Exercise material
__________

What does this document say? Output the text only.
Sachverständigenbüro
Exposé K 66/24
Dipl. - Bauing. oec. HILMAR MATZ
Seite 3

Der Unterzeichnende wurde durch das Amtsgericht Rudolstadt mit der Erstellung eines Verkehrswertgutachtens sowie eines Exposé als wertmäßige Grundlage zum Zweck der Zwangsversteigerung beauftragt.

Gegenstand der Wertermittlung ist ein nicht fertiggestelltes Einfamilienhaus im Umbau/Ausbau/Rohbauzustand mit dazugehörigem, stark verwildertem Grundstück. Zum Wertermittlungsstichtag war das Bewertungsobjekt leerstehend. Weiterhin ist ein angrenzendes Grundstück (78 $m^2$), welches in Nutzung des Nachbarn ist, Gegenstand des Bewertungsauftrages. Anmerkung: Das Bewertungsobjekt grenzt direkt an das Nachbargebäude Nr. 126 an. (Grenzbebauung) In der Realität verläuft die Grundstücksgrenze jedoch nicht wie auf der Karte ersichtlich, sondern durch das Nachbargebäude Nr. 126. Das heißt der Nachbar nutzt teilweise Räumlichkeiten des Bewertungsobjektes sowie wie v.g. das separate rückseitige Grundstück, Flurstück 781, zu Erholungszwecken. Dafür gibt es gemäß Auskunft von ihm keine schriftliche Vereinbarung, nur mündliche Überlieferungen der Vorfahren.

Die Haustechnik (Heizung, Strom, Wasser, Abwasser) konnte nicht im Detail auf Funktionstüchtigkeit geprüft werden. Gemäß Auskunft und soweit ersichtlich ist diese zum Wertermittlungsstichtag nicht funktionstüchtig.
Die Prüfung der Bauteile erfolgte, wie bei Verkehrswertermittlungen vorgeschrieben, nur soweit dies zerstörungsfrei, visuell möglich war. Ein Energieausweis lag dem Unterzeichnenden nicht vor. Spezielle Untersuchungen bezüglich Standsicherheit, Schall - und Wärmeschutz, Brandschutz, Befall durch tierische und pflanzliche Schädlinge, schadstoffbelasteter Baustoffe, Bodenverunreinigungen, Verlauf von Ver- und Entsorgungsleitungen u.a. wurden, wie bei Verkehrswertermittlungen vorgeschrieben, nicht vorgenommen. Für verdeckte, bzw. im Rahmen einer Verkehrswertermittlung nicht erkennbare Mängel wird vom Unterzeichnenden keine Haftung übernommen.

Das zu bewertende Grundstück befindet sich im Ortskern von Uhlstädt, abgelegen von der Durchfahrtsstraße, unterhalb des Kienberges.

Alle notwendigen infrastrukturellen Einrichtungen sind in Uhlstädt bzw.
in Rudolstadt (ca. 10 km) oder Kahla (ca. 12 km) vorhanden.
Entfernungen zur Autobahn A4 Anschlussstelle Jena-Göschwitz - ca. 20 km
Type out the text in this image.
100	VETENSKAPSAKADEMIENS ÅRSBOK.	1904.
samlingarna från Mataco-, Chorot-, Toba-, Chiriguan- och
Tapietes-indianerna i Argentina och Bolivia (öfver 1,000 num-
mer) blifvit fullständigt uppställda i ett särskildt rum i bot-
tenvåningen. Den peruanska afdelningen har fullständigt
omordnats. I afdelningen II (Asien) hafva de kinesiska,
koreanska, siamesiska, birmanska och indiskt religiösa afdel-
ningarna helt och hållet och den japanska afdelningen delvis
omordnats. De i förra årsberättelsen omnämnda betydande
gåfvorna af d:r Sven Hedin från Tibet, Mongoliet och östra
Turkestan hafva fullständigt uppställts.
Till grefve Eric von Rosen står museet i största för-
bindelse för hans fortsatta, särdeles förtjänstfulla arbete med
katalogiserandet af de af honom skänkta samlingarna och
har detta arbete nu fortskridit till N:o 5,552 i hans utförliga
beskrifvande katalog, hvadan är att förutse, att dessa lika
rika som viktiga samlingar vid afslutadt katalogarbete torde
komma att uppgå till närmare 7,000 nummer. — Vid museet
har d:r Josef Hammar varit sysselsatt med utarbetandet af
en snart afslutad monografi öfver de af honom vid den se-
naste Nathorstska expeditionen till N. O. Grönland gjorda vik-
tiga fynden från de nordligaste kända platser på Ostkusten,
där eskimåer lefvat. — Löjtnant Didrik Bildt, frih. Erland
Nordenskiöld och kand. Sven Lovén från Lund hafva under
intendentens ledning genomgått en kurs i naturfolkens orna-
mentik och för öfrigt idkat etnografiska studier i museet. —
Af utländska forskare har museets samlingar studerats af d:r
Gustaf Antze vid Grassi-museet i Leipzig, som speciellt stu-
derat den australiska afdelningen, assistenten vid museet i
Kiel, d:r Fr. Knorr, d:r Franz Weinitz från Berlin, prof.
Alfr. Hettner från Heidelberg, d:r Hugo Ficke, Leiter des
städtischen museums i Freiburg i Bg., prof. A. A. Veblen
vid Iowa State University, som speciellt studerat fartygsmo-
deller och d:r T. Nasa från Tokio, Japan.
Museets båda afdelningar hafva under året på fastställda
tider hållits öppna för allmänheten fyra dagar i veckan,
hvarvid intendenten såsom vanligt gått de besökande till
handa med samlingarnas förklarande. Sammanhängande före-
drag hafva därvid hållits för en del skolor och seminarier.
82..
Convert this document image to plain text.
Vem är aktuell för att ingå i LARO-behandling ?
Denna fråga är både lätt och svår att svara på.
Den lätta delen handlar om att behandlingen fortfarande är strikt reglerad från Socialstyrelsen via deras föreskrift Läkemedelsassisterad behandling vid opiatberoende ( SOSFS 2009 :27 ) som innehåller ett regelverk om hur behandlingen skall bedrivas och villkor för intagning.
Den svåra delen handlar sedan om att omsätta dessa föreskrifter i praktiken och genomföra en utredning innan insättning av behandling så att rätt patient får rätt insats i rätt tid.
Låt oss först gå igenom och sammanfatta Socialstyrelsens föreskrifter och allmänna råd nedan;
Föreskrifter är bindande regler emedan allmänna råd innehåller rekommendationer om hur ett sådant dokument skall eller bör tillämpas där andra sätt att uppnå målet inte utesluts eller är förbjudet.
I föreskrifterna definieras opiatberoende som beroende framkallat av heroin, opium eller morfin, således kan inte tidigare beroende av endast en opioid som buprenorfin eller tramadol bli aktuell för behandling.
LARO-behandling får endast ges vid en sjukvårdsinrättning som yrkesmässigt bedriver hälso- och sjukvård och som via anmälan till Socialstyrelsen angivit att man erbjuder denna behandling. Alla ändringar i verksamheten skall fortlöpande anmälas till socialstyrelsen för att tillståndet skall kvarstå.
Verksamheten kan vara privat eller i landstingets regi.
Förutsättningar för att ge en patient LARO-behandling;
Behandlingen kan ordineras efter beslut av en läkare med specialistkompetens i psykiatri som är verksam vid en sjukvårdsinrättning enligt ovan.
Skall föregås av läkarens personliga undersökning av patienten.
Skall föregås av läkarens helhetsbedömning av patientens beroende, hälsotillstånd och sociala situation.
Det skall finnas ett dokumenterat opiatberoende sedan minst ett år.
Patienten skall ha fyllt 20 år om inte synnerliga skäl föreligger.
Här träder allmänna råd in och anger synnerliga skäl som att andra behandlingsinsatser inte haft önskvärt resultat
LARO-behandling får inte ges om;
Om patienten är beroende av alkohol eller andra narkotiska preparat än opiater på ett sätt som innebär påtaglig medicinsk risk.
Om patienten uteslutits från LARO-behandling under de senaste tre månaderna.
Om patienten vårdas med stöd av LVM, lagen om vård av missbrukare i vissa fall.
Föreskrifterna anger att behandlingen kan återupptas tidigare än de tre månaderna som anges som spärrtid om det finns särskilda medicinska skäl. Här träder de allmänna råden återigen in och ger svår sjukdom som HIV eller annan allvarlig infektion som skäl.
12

__________

Reproduce the material in full, with no word added or dropped.

What does this document say? Output the text only.
Sachverständigenbüro
Exposé K 66/24
Dipl. - Bauing. oec. HILMAR MATZ
Seite 3

Der Unterzeichnende wurde durch das Amtsgericht Rudolstadt mit der Erstellung eines Verkehrswertgutachtens sowie eines Exposé als wertmäßige Grundlage zum Zweck der Zwangsversteigerung beauftragt.

Gegenstand der Wertermittlung ist ein nicht fertiggestelltes Einfamilienhaus im Umbau/Ausbau/Rohbauzustand mit dazugehörigem, stark verwildertem Grundstück. Zum Wertermittlungsstichtag war das Bewertungsobjekt leerstehend. Weiterhin ist ein angrenzendes Grundstück (78 $m^2$), welches in Nutzung des Nachbarn ist, Gegenstand des Bewertungsauftrages. Anmerkung: Das Bewertungsobjekt grenzt direkt an das Nachbargebäude Nr. 126 an. (Grenzbebauung) In der Realität verläuft die Grundstücksgrenze jedoch nicht wie auf der Karte ersichtlich, sondern durch das Nachbargebäude Nr. 126. Das heißt der Nachbar nutzt teilweise Räumlichkeiten des Bewertungsobjektes sowie wie v.g. das separate rückseitige Grundstück, Flurstück 781, zu Erholungszwecken. Dafür gibt es gemäß Auskunft von ihm keine schriftliche Vereinbarung, nur mündliche Überlieferungen der Vorfahren.

Die Haustechnik (Heizung, Strom, Wasser, Abwasser) konnte nicht im Detail auf Funktionstüchtigkeit geprüft werden. Gemäß Auskunft und soweit ersichtlich ist diese zum Wertermittlungsstichtag nicht funktionstüchtig.
Die Prüfung der Bauteile erfolgte, wie bei Verkehrswertermittlungen vorgeschrieben, nur soweit dies zerstörungsfrei, visuell möglich war. Ein Energieausweis lag dem Unterzeichnenden nicht vor. Spezielle Untersuchungen bezüglich Standsicherheit, Schall - und Wärmeschutz, Brandschutz, Befall durch tierische und pflanzliche Schädlinge, schadstoffbelasteter Baustoffe, Bodenverunreinigungen, Verlauf von Ver- und Entsorgungsleitungen u.a. wurden, wie bei Verkehrswertermittlungen vorgeschrieben, nicht vorgenommen. Für verdeckte, bzw. im Rahmen einer Verkehrswertermittlung nicht erkennbare Mängel wird vom Unterzeichnenden keine Haftung übernommen.

Das zu bewertende Grundstück befindet sich im Ortskern von Uhlstädt, abgelegen von der Durchfahrtsstraße, unterhalb des Kienberges.

Alle notwendigen infrastrukturellen Einrichtungen sind in Uhlstädt bzw.
in Rudolstadt (ca. 10 km) oder Kahla (ca. 12 km) vorhanden.
Entfernungen zur Autobahn A4 Anschlussstelle Jena-Göschwitz - ca. 20 km
Type out the text in this image.
100	VETENSKAPSAKADEMIENS ÅRSBOK.	1904.
samlingarna från Mataco-, Chorot-, Toba-, Chiriguan- och
Tapietes-indianerna i Argentina och Bolivia (öfver 1,000 num-
mer) blifvit fullständigt uppställda i ett särskildt rum i bot-
tenvåningen. Den peruanska afdelningen har fullständigt
omordnats. I afdelningen II (Asien) hafva de kinesiska,
koreanska, siamesiska, birmanska och indiskt religiösa afdel-
ningarna helt och hållet och den japanska afdelningen delvis
omordnats. De i förra årsberättelsen omnämnda betydande
gåfvorna af d:r Sven Hedin från Tibet, Mongoliet och östra
Turkestan hafva fullständigt uppställts.
Till grefve Eric von Rosen står museet i största för-
bindelse för hans fortsatta, särdeles förtjänstfulla arbete med
katalogiserandet af de af honom skänkta samlingarna och
har detta arbete nu fortskridit till N:o 5,552 i hans utförliga
beskrifvande katalog, hvadan är att förutse, att dessa lika
rika som viktiga samlingar vid afslutadt katalogarbete torde
komma att uppgå till närmare 7,000 nummer. — Vid museet
har d:r Josef Hammar varit sysselsatt med utarbetandet af
en snart afslutad monografi öfver de af honom vid den se-
naste Nathorstska expeditionen till N. O. Grönland gjorda vik-
tiga fynden från de nordligaste kända platser på Ostkusten,
där eskimåer lefvat. — Löjtnant Didrik Bildt, frih. Erland
Nordenskiöld och kand. Sven Lovén från Lund hafva under
intendentens ledning genomgått en kurs i naturfolkens orna-
mentik och för öfrigt idkat etnografiska studier i museet. —
Af utländska forskare har museets samlingar studerats af d:r
Gustaf Antze vid Grassi-museet i Leipzig, som speciellt stu-
derat den australiska afdelningen, assistenten vid museet i
Kiel, d:r Fr. Knorr, d:r Franz Weinitz från Berlin, prof.
Alfr. Hettner från Heidelberg, d:r Hugo Ficke, Leiter des
städtischen museums i Freiburg i Bg., prof. A. A. Veblen
vid Iowa State University, som speciellt studerat fartygsmo-
deller och d:r T. Nasa från Tokio, Japan.
Museets båda afdelningar hafva under året på fastställda
tider hållits öppna för allmänheten fyra dagar i veckan,
hvarvid intendenten såsom vanligt gått de besökande till
handa med samlingarnas förklarande. Sammanhängande före-
drag hafva därvid hållits för en del skolor och seminarier.
82..
Convert this document image to plain text.
Vem är aktuell för att ingå i LARO-behandling ?
Denna fråga är både lätt och svår att svara på.
Den lätta delen handlar om att behandlingen fortfarande är strikt reglerad från Socialstyrelsen via deras föreskrift Läkemedelsassisterad behandling vid opiatberoende ( SOSFS 2009 :27 ) som innehåller ett regelverk om hur behandlingen skall bedrivas och villkor för intagning.
Den svåra delen handlar sedan om att omsätta dessa föreskrifter i praktiken och genomföra en utredning innan insättning av behandling så att rätt patient får rätt insats i rätt tid.
Låt oss först gå igenom och sammanfatta Socialstyrelsens föreskrifter och allmänna råd nedan;
Föreskrifter är bindande regler emedan allmänna råd innehåller rekommendationer om hur ett sådant dokument skall eller bör tillämpas där andra sätt att uppnå målet inte utesluts eller är förbjudet.
I föreskrifterna definieras opiatberoende som beroende framkallat av heroin, opium eller morfin, således kan inte tidigare beroende av endast en opioid som buprenorfin eller tramadol bli aktuell för behandling.
LARO-behandling får endast ges vid en sjukvårdsinrättning som yrkesmässigt bedriver hälso- och sjukvård och som via anmälan till Socialstyrelsen angivit att man erbjuder denna behandling. Alla ändringar i verksamheten skall fortlöpande anmälas till socialstyrelsen för att tillståndet skall kvarstå.
Verksamheten kan vara privat eller i landstingets regi.
Förutsättningar för att ge en patient LARO-behandling;
Behandlingen kan ordineras efter beslut av en läkare med specialistkompetens i psykiatri som är verksam vid en sjukvårdsinrättning enligt ovan.
Skall föregås av läkarens personliga undersökning av patienten.
Skall föregås av läkarens helhetsbedömning av patientens beroende, hälsotillstånd och sociala situation.
Det skall finnas ett dokumenterat opiatberoende sedan minst ett år.
Patienten skall ha fyllt 20 år om inte synnerliga skäl föreligger.
Här träder allmänna råd in och anger synnerliga skäl som att andra behandlingsinsatser inte haft önskvärt resultat
LARO-behandling får inte ges om;
Om patienten är beroende av alkohol eller andra narkotiska preparat än opiater på ett sätt som innebär påtaglig medicinsk risk.
Om patienten uteslutits från LARO-behandling under de senaste tre månaderna.
Om patienten vårdas med stöd av LVM, lagen om vård av missbrukare i vissa fall.
Föreskrifterna anger att behandlingen kan återupptas tidigare än de tre månaderna som anges som spärrtid om det finns särskilda medicinska skäl. Här träder de allmänna råden återigen in och ger svår sjukdom som HIV eller annan allvarlig infektion som skäl.
12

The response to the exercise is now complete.